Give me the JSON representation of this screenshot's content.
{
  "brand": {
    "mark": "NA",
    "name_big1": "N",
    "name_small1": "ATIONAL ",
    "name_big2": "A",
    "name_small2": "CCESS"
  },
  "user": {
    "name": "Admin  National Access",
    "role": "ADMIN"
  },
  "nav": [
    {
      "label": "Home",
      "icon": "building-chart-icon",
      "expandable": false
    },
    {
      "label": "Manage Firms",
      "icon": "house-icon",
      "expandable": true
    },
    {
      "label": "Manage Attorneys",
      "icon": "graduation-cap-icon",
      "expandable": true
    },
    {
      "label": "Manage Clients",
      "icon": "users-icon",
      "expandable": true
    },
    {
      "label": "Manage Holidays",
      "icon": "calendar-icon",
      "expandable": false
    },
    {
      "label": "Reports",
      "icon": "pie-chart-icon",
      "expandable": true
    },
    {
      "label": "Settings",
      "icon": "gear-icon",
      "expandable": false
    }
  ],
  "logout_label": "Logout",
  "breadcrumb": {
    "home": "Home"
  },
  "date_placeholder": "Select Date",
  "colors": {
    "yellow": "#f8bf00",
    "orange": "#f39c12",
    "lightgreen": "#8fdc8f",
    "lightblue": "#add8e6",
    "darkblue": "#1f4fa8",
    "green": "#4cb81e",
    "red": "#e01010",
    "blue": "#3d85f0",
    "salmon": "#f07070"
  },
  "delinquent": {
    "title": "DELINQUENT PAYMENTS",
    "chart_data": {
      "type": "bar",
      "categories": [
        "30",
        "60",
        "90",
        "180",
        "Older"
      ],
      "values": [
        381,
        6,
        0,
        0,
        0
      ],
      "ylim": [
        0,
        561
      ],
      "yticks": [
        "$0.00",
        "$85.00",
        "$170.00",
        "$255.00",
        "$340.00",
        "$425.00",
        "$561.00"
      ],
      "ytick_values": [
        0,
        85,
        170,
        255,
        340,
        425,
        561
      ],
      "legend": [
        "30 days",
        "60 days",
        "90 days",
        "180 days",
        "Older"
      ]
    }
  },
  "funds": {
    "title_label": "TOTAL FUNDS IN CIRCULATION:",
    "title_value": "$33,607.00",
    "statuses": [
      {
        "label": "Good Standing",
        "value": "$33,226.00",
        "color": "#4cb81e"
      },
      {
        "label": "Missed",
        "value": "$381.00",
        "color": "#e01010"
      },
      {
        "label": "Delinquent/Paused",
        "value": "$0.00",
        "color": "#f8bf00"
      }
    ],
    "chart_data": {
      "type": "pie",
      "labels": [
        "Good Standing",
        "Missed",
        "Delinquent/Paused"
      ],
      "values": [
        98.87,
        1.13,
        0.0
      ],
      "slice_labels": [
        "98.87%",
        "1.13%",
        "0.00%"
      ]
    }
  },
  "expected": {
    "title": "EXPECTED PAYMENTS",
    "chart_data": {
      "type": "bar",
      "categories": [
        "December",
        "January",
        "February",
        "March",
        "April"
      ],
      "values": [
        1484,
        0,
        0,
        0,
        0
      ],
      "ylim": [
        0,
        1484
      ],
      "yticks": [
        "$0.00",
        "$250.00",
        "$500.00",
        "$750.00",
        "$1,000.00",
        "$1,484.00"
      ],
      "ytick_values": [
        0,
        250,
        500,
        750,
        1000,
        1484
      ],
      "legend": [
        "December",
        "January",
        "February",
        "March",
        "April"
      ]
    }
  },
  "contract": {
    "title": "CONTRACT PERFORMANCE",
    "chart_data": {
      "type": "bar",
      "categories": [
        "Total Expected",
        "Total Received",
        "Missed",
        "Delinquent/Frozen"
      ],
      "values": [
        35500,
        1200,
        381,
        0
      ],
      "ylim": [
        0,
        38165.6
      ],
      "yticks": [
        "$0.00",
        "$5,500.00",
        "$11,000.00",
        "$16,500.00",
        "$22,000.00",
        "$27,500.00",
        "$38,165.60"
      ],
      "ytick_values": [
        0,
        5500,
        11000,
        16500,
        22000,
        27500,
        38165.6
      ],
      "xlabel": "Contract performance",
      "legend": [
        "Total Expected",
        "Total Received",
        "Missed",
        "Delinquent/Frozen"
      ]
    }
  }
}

----

▶ [Prompt]:
The listing above must be transcribed exactly, line by line.

▶ [Expected answer]:
Give me the JSON representation of this screenshot's content.
{
  "brand": {
    "mark": "NA",
    "name_big1": "N",
    "name_small1": "ATIONAL ",
    "name_big2": "A",
    "name_small2": "CCESS"
  },
  "user": {
    "name": "Admin  National Access",
    "role": "ADMIN"
  },
  "nav": [
    {
      "label": "Home",
      "icon": "building-chart-icon",
      "expandable": false
    },
    {
      "label": "Manage Firms",
      "icon": "house-icon",
      "expandable": true
    },
    {
      "label": "Manage Attorneys",
      "icon": "graduation-cap-icon",
      "expandable": true
    },
    {
      "label": "Manage Clients",
      "icon": "users-icon",
      "expandable": true
    },
    {
      "label": "Manage Holidays",
      "icon": "calendar-icon",
      "expandable": false
    },
    {
      "label": "Reports",
      "icon": "pie-chart-icon",
      "expandable": true
    },
    {
      "label": "Settings",
      "icon": "gear-icon",
      "expandable": false
    }
  ],
  "logout_label": "Logout",
  "breadcrumb": {
    "home": "Home"
  },
  "date_placeholder": "Select Date",
  "colors": {
    "yellow": "#f8bf00",
    "orange": "#f39c12",
    "lightgreen": "#8fdc8f",
    "lightblue": "#add8e6",
    "darkblue": "#1f4fa8",
    "green": "#4cb81e",
    "red": "#e01010",
    "blue": "#3d85f0",
    "salmon": "#f07070"
  },
  "delinquent": {
    "title": "DELINQUENT PAYMENTS",
    "chart_data": {
      "type": "bar",
      "categories": [
        "30",
        "60",
        "90",
        "180",
        "Older"
      ],
      "values": [
        381,
        6,
        0,
        0,
        0
      ],
      "ylim": [
        0,
        561
      ],
      "yticks": [
        "$0.00",
        "$85.00",
        "$170.00",
        "$255.00",
        "$340.00",
        "$425.00",
        "$561.00"
      ],
      "ytick_values": [
        0,
        85,
        170,
        255,
        340,
        425,
        561
      ],
      "legend": [
        "30 days",
        "60 days",
        "90 days",
        "180 days",
        "Older"
      ]
    }
  },
  "funds": {
    "title_label": "TOTAL FUNDS IN CIRCULATION:",
    "title_value": "$33,607.00",
    "statuses": [
      {
        "label": "Good Standing",
        "value": "$33,226.00",
        "color": "#4cb81e"
      },
      {
        "label": "Missed",
        "value": "$381.00",
        "color": "#e01010"
      },
      {
        "label": "Delinquent/Paused",
        "value": "$0.00",
        "color": "#f8bf00"
      }
    ],
    "chart_data": {
      "type": "pie",
      "labels": [
        "Good Standing",
        "Missed",
        "Delinquent/Paused"
      ],
      "values": [
        98.87,
        1.13,
        0.0
      ],
      "slice_labels": [
        "98.87%",
        "1.13%",
        "0.00%"
      ]
    }
  },
  "expected": {
    "title": "EXPECTED PAYMENTS",
    "chart_data": {
      "type": "bar",
      "categories": [
        "December",
        "January",
        "February",
        "March",
        "April"
      ],
      "values": [
        1484,
        0,
        0,
        0,
        0
      ],
      "ylim": [
        0,
        1484
      ],
      "yticks": [
        "$0.00",
        "$250.00",
        "$500.00",
        "$750.00",
        "$1,000.00",
        "$1,484.00"
      ],
      "ytick_values": [
        0,
        250,
        500,
        750,
        1000,
        1484
      ],
      "legend": [
        "December",
        "January",
        "February",
        "March",
        "April"
      ]
    }
  },
  "contract": {
    "title": "CONTRACT PERFORMANCE",
    "chart_data": {
      "type": "bar",
      "categories": [
        "Total Expected",
        "Total Received",
        "Missed",
        "Delinquent/Frozen"
      ],
      "values": [
        35500,
        1200,
        381,
        0
      ],
      "ylim": [
        0,
        38165.6
      ],
      "yticks": [
        "$0.00",
        "$5,500.00",
        "$11,000.00",
        "$16,500.00",
        "$22,000.00",
        "$27,500.00",
        "$38,165.60"
      ],
      "ytick_values": [
        0,
        5500,
        11000,
        16500,
        22000,
        27500,
        38165.6
      ],
      "xlabel": "Contract performance",
      "legend": [
        "Total Expected",
        "Total Received",
        "Missed",
        "Delinquent/Frozen"
      ]
    }
  }
}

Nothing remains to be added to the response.